Given data>

• • • •

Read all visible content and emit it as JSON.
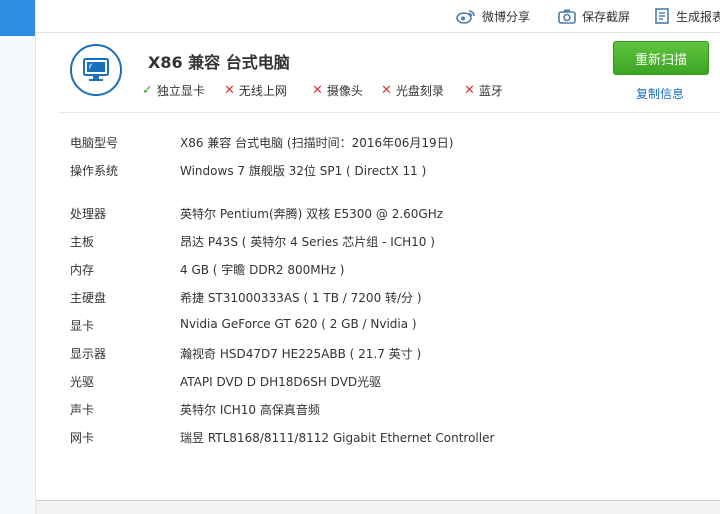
{
  "toolbar": {
    "weibo_share": "微博分享",
    "save_screenshot": "保存截屏",
    "generate_report": "生成报表"
  },
  "summary": {
    "title": "X86 兼容 台式电脑",
    "features": [
      {
        "label": "独立显卡",
        "status": "ok"
      },
      {
        "label": "无线上网",
        "status": "no"
      },
      {
        "label": "摄像头",
        "status": "no"
      },
      {
        "label": "光盘刻录",
        "status": "no"
      },
      {
        "label": "蓝牙",
        "status": "no"
      }
    ],
    "rescan_label": "重新扫描",
    "copy_label": "复制信息"
  },
  "info": [
    {
      "key": "电脑型号",
      "value": "X86 兼容 台式电脑  (扫描时间：2016年06月19日)"
    },
    {
      "key": "操作系统",
      "value": "Windows 7 旗舰版 32位 SP1 ( DirectX 11 )"
    },
    {
      "key": "处理器",
      "value": "英特尔 Pentium(奔腾) 双核 E5300 @ 2.60GHz"
    },
    {
      "key": "主板",
      "value": "昂达 P43S ( 英特尔 4 Series 芯片组 - ICH10 )"
    },
    {
      "key": "内存",
      "value": "4 GB ( 宇瞻 DDR2 800MHz )"
    },
    {
      "key": "主硬盘",
      "value": "希捷 ST31000333AS ( 1 TB / 7200 转/分 )"
    },
    {
      "key": "显卡",
      "value": "Nvidia GeForce GT 620 ( 2 GB / Nvidia )"
    },
    {
      "key": "显示器",
      "value": "瀚视奇 HSD47D7 HE225ABB ( 21.7 英寸  )"
    },
    {
      "key": "光驱",
      "value": "ATAPI DVD D DH18D6SH DVD光驱"
    },
    {
      "key": "声卡",
      "value": "英特尔 ICH10  高保真音频"
    },
    {
      "key": "网卡",
      "value": "瑞昱 RTL8168/8111/8112 Gigabit Ethernet Controller"
    }
  ],
  "colors": {
    "accent_blue": "#2b8ee0",
    "ok_green": "#3da32b",
    "no_red": "#d93b3b",
    "button_green": "#4cb530",
    "link_blue": "#1a6fc9"
  }
}
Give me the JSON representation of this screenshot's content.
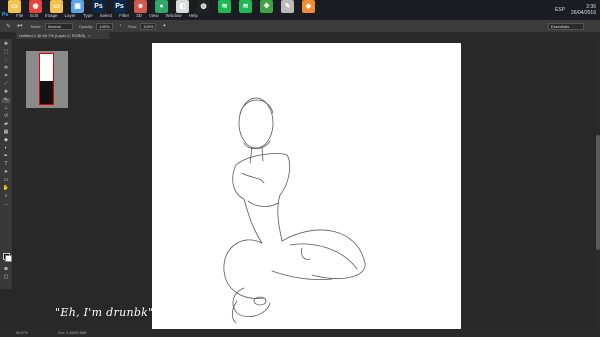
{
  "taskbar": {
    "apps": [
      {
        "name": "file-explorer-icon",
        "color": "#f2c14e",
        "glyph": "▭"
      },
      {
        "name": "chrome-icon",
        "color": "#e7453c",
        "glyph": "◉"
      },
      {
        "name": "folder-icon",
        "color": "#f2c14e",
        "glyph": "▭"
      },
      {
        "name": "monitor-icon",
        "color": "#5aa3e8",
        "glyph": "▣"
      },
      {
        "name": "photoshop-icon",
        "color": "#0b2a4a",
        "glyph": "Ps"
      },
      {
        "name": "photoshop-alt-icon",
        "color": "#0b2a4a",
        "glyph": "Ps"
      },
      {
        "name": "person-icon",
        "color": "#d35a4a",
        "glyph": "☻"
      },
      {
        "name": "app-icon",
        "color": "#2fa86a",
        "glyph": "●"
      },
      {
        "name": "media-icon",
        "color": "#d9d9d9",
        "glyph": "◧"
      },
      {
        "name": "obs-icon",
        "color": "#222",
        "glyph": "◍"
      },
      {
        "name": "spotify-icon",
        "color": "#1db954",
        "glyph": "≋"
      },
      {
        "name": "spotify-alt-icon",
        "color": "#1db954",
        "glyph": "≋"
      },
      {
        "name": "clover-icon",
        "color": "#3fa344",
        "glyph": "✤"
      },
      {
        "name": "pen-icon",
        "color": "#bbbbbb",
        "glyph": "✎"
      },
      {
        "name": "paint-icon",
        "color": "#f48c2f",
        "glyph": "◆"
      }
    ],
    "tray": {
      "language": "ESP",
      "time": "2:36",
      "date": "26/04/2016"
    }
  },
  "menubar": {
    "logo": "Ps",
    "items": [
      "File",
      "Edit",
      "Image",
      "Layer",
      "Type",
      "Select",
      "Filter",
      "3D",
      "View",
      "Window",
      "Help"
    ]
  },
  "options": {
    "mode_label": "Mode:",
    "mode_value": "Normal",
    "opacity_label": "Opacity:",
    "opacity_value": "100%",
    "flow_label": "Flow:",
    "flow_value": "100%",
    "workspace": "Essentials"
  },
  "document": {
    "tab_title": "Untitled-1 @ 66.7% (Layer 2, RGB/8)"
  },
  "status": {
    "zoom": "66.67%",
    "doc_size": "Doc: 2.49M/2.88M"
  },
  "caption": {
    "text": "\"Eh, I'm drunbk\""
  },
  "colors": {
    "accent": "#31a8ff",
    "foreground": "#000000",
    "background": "#ffffff"
  }
}
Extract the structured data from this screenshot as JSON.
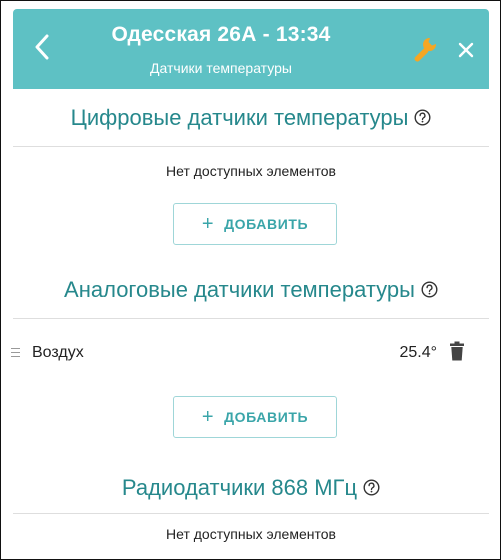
{
  "header": {
    "title": "Одесская 26А - 13:34",
    "subtitle": "Датчики температуры",
    "back_icon": "chevron-left-icon",
    "settings_icon": "wrench-icon",
    "close_icon": "close-icon",
    "background": "#5ec1c4",
    "wrench_color": "#f5a623"
  },
  "sections": {
    "digital": {
      "title": "Цифровые датчики температуры",
      "empty_text": "Нет доступных элементов",
      "add_label": "ДОБАВИТЬ"
    },
    "analog": {
      "title": "Аналоговые датчики температуры",
      "add_label": "ДОБАВИТЬ",
      "items": [
        {
          "name": "Воздух",
          "value": "25.4°"
        }
      ]
    },
    "radio": {
      "title": "Радиодатчики 868 МГц",
      "empty_text": "Нет доступных элементов"
    }
  },
  "colors": {
    "section_title": "#26888c",
    "accent": "#3aa5a9",
    "button_border": "#9fd6d8"
  },
  "icons": {
    "help": "help-circle-icon",
    "plus": "plus-icon",
    "drag": "drag-handle-icon",
    "delete": "trash-icon"
  }
}
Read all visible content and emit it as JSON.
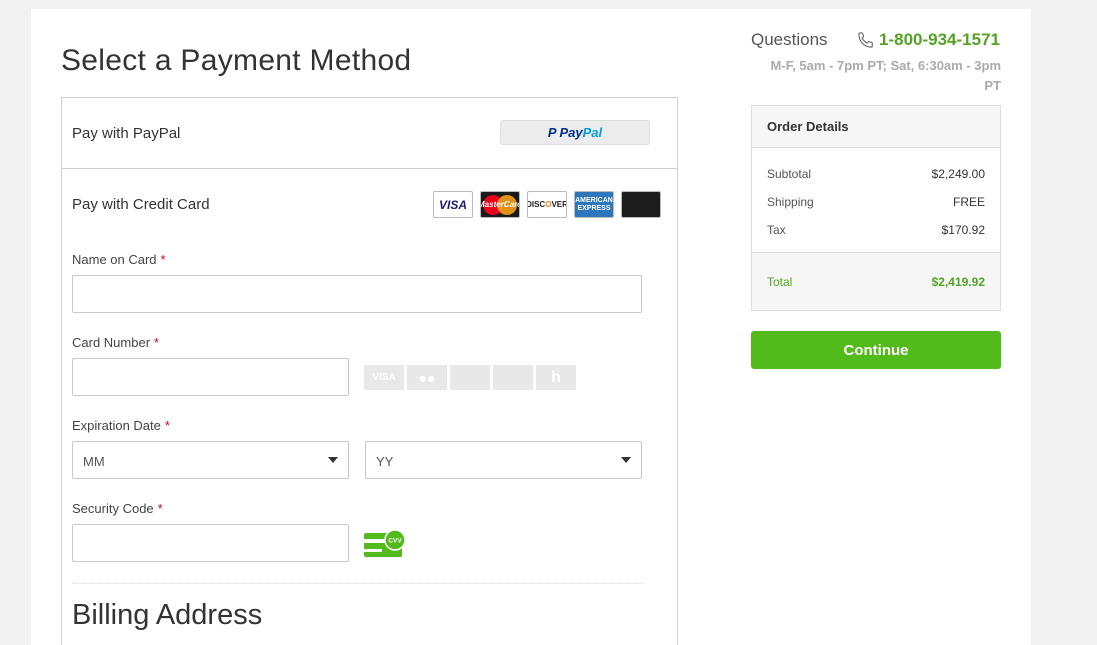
{
  "page": {
    "title": "Select a Payment Method"
  },
  "paypal": {
    "label": "Pay with PayPal",
    "button_word_a": "Pay",
    "button_word_b": "Pal",
    "button_icon": "P"
  },
  "credit_card": {
    "label": "Pay with Credit Card",
    "accepted_cards": {
      "visa": "VISA",
      "mastercard": "MasterCard",
      "discover_a": "DISC",
      "discover_b": "O",
      "discover_c": "VER",
      "amex": "AMERICAN EXPRESS"
    },
    "name_on_card": {
      "label": "Name on Card",
      "required": "*",
      "value": ""
    },
    "card_number": {
      "label": "Card Number",
      "required": "*",
      "value": ""
    },
    "card_type_icons": [
      "VISA",
      "",
      "",
      "",
      "h"
    ],
    "expiration_date": {
      "label": "Expiration Date",
      "required": "*",
      "month_placeholder": "MM",
      "year_placeholder": "YY"
    },
    "security_code": {
      "label": "Security Code",
      "required": "*",
      "value": "",
      "icon_text": "CVV"
    }
  },
  "billing": {
    "title": "Billing Address"
  },
  "support": {
    "questions_label": "Questions",
    "phone": "1-800-934-1571",
    "hours": "M-F, 5am - 7pm PT; Sat, 6:30am - 3pm PT"
  },
  "order": {
    "header": "Order Details",
    "lines": [
      {
        "label": "Subtotal",
        "value": "$2,249.00"
      },
      {
        "label": "Shipping",
        "value": "FREE"
      },
      {
        "label": "Tax",
        "value": "$170.92"
      }
    ],
    "total_label": "Total",
    "total_value": "$2,419.92"
  },
  "continue_label": "Continue",
  "colors": {
    "accent_green": "#52bb1b",
    "link_green": "#53a324",
    "required_red": "#d0021b"
  }
}
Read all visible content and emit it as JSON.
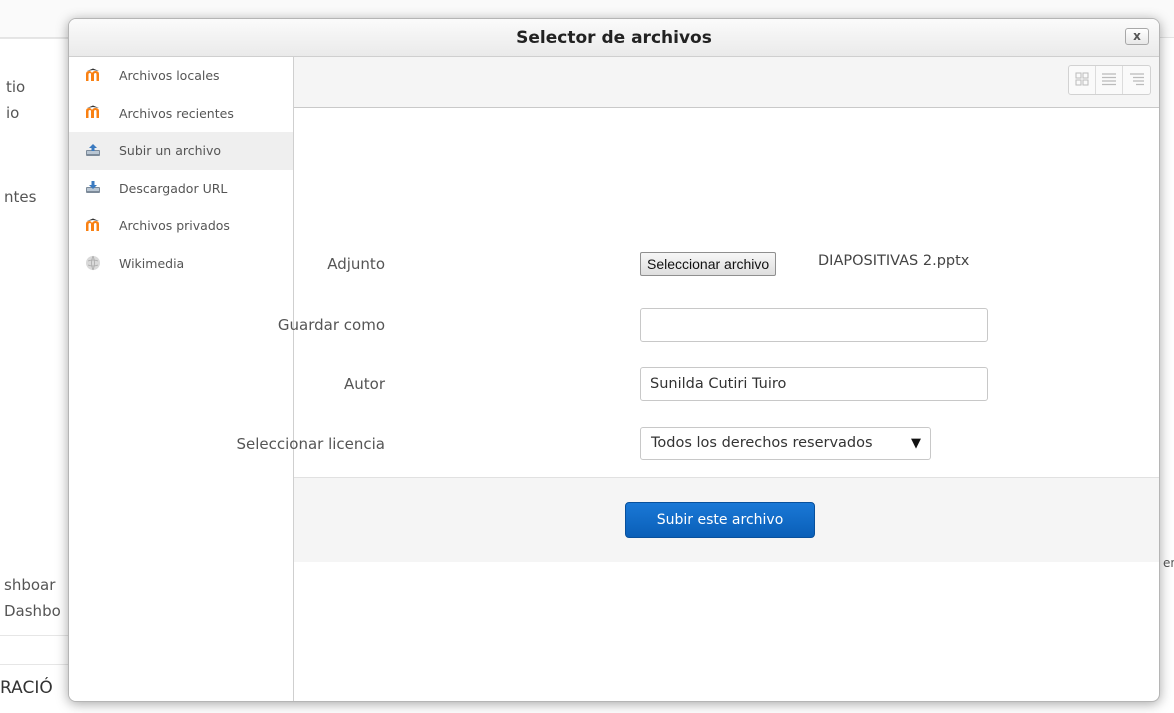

• • • •

Work instructions> Leave out the pictures and copy everything else in the records word for word.

Task response>
Read all visible content and emit it as JSON.
{
  "toolbar": {
    "weibo_share": "微博分享",
    "save_screenshot": "保存截屏",
    "generate_report": "生成报表"
  },
  "summary": {
    "title": "X86 兼容 台式电脑",
    "features": [
      {
        "label": "独立显卡",
        "status": "ok"
      },
      {
        "label": "无线上网",
        "status": "no"
      },
      {
        "label": "摄像头",
        "status": "no"
      },
      {
        "label": "光盘刻录",
        "status": "no"
      },
      {
        "label": "蓝牙",
        "status": "no"
      }
    ],
    "rescan_label": "重新扫描",
    "copy_label": "复制信息"
  },
  "info": [
    {
      "key": "电脑型号",
      "value": "X86 兼容 台式电脑  (扫描时间：2016年06月19日)"
    },
    {
      "key": "操作系统",
      "value": "Windows 7 旗舰版 32位 SP1 ( DirectX 11 )"
    },
    {
      "key": "处理器",
      "value": "英特尔 Pentium(奔腾) 双核 E5300 @ 2.60GHz"
    },
    {
      "key": "主板",
      "value": "昂达 P43S ( 英特尔 4 Series 芯片组 - ICH10 )"
    },
    {
      "key": "内存",
      "value": "4 GB ( 宇瞻 DDR2 800MHz )"
    },
    {
      "key": "主硬盘",
      "value": "希捷 ST31000333AS ( 1 TB / 7200 转/分 )"
    },
    {
      "key": "显卡",
      "value": "Nvidia GeForce GT 620 ( 2 GB / Nvidia )"
    },
    {
      "key": "显示器",
      "value": "瀚视奇 HSD47D7 HE225ABB ( 21.7 英寸  )"
    },
    {
      "key": "光驱",
      "value": "ATAPI DVD D DH18D6SH DVD光驱"
    },
    {
      "key": "声卡",
      "value": "英特尔 ICH10  高保真音频"
    },
    {
      "key": "网卡",
      "value": "瑞昱 RTL8168/8111/8112 Gigabit Ethernet Controller"
    }
  ],
  "colors": {
    "accent_blue": "#2b8ee0",
    "ok_green": "#3da32b",
    "no_red": "#d93b3b",
    "button_green": "#4cb530",
    "link_blue": "#1a6fc9"
  }
}
Give me the JSON representation of this screenshot's content.
{
  "taskbar": {
    "apps": [
      {
        "name": "file-explorer-icon",
        "color": "#f2c14e",
        "glyph": "▭"
      },
      {
        "name": "chrome-icon",
        "color": "#e7453c",
        "glyph": "◉"
      },
      {
        "name": "folder-icon",
        "color": "#f2c14e",
        "glyph": "▭"
      },
      {
        "name": "monitor-icon",
        "color": "#5aa3e8",
        "glyph": "▣"
      },
      {
        "name": "photoshop-icon",
        "color": "#0b2a4a",
        "glyph": "Ps"
      },
      {
        "name": "photoshop-alt-icon",
        "color": "#0b2a4a",
        "glyph": "Ps"
      },
      {
        "name": "person-icon",
        "color": "#d35a4a",
        "glyph": "☻"
      },
      {
        "name": "app-icon",
        "color": "#2fa86a",
        "glyph": "●"
      },
      {
        "name": "media-icon",
        "color": "#d9d9d9",
        "glyph": "◧"
      },
      {
        "name": "obs-icon",
        "color": "#222",
        "glyph": "◍"
      },
      {
        "name": "spotify-icon",
        "color": "#1db954",
        "glyph": "≋"
      },
      {
        "name": "spotify-alt-icon",
        "color": "#1db954",
        "glyph": "≋"
      },
      {
        "name": "clover-icon",
        "color": "#3fa344",
        "glyph": "✤"
      },
      {
        "name": "pen-icon",
        "color": "#bbbbbb",
        "glyph": "✎"
      },
      {
        "name": "paint-icon",
        "color": "#f48c2f",
        "glyph": "◆"
      }
    ],
    "tray": {
      "language": "ESP",
      "time": "2:36",
      "date": "26/04/2016"
    }
  },
  "menubar": {
    "logo": "Ps",
    "items": [
      "File",
      "Edit",
      "Image",
      "Layer",
      "Type",
      "Select",
      "Filter",
      "3D",
      "View",
      "Window",
      "Help"
    ]
  },
  "options": {
    "mode_label": "Mode:",
    "mode_value": "Normal",
    "opacity_label": "Opacity:",
    "opacity_value": "100%",
    "flow_label": "Flow:",
    "flow_value": "100%",
    "workspace": "Essentials"
  },
  "document": {
    "tab_title": "Untitled-1 @ 66.7% (Layer 2, RGB/8)"
  },
  "status": {
    "zoom": "66.67%",
    "doc_size": "Doc: 2.49M/2.88M"
  },
  "caption": {
    "text": "\"Eh, I'm drunbk\""
  },
  "colors": {
    "accent": "#31a8ff",
    "foreground": "#000000",
    "background": "#ffffff"
  }
}
Extract the structured data from this screenshot as JSON.
{
  "header": {
    "title": "Одесская 26А - 13:34",
    "subtitle": "Датчики температуры",
    "back_icon": "chevron-left-icon",
    "settings_icon": "wrench-icon",
    "close_icon": "close-icon",
    "background": "#5ec1c4",
    "wrench_color": "#f5a623"
  },
  "sections": {
    "digital": {
      "title": "Цифровые датчики температуры",
      "empty_text": "Нет доступных элементов",
      "add_label": "ДОБАВИТЬ"
    },
    "analog": {
      "title": "Аналоговые датчики температуры",
      "add_label": "ДОБАВИТЬ",
      "items": [
        {
          "name": "Воздух",
          "value": "25.4°"
        }
      ]
    },
    "radio": {
      "title": "Радиодатчики 868 МГц",
      "empty_text": "Нет доступных элементов"
    }
  },
  "colors": {
    "section_title": "#26888c",
    "accent": "#3aa5a9",
    "button_border": "#9fd6d8"
  },
  "icons": {
    "help": "help-circle-icon",
    "plus": "plus-icon",
    "drag": "drag-handle-icon",
    "delete": "trash-icon"
  }
}
Read all visible content and emit it as JSON.
{
  "page": {
    "title": "Select a Payment Method"
  },
  "paypal": {
    "label": "Pay with PayPal",
    "button_word_a": "Pay",
    "button_word_b": "Pal",
    "button_icon": "P"
  },
  "credit_card": {
    "label": "Pay with Credit Card",
    "accepted_cards": {
      "visa": "VISA",
      "mastercard": "MasterCard",
      "discover_a": "DISC",
      "discover_b": "O",
      "discover_c": "VER",
      "amex": "AMERICAN EXPRESS"
    },
    "name_on_card": {
      "label": "Name on Card",
      "required": "*",
      "value": ""
    },
    "card_number": {
      "label": "Card Number",
      "required": "*",
      "value": ""
    },
    "card_type_icons": [
      "VISA",
      "",
      "",
      "",
      "h"
    ],
    "expiration_date": {
      "label": "Expiration Date",
      "required": "*",
      "month_placeholder": "MM",
      "year_placeholder": "YY"
    },
    "security_code": {
      "label": "Security Code",
      "required": "*",
      "value": "",
      "icon_text": "CVV"
    }
  },
  "billing": {
    "title": "Billing Address"
  },
  "support": {
    "questions_label": "Questions",
    "phone": "1-800-934-1571",
    "hours": "M-F, 5am - 7pm PT; Sat, 6:30am - 3pm PT"
  },
  "order": {
    "header": "Order Details",
    "lines": [
      {
        "label": "Subtotal",
        "value": "$2,249.00"
      },
      {
        "label": "Shipping",
        "value": "FREE"
      },
      {
        "label": "Tax",
        "value": "$170.92"
      }
    ],
    "total_label": "Total",
    "total_value": "$2,419.92"
  },
  "continue_label": "Continue",
  "colors": {
    "accent_green": "#52bb1b",
    "link_green": "#53a324",
    "required_red": "#d0021b"
  }
}
Read all visible content and emit it as JSON.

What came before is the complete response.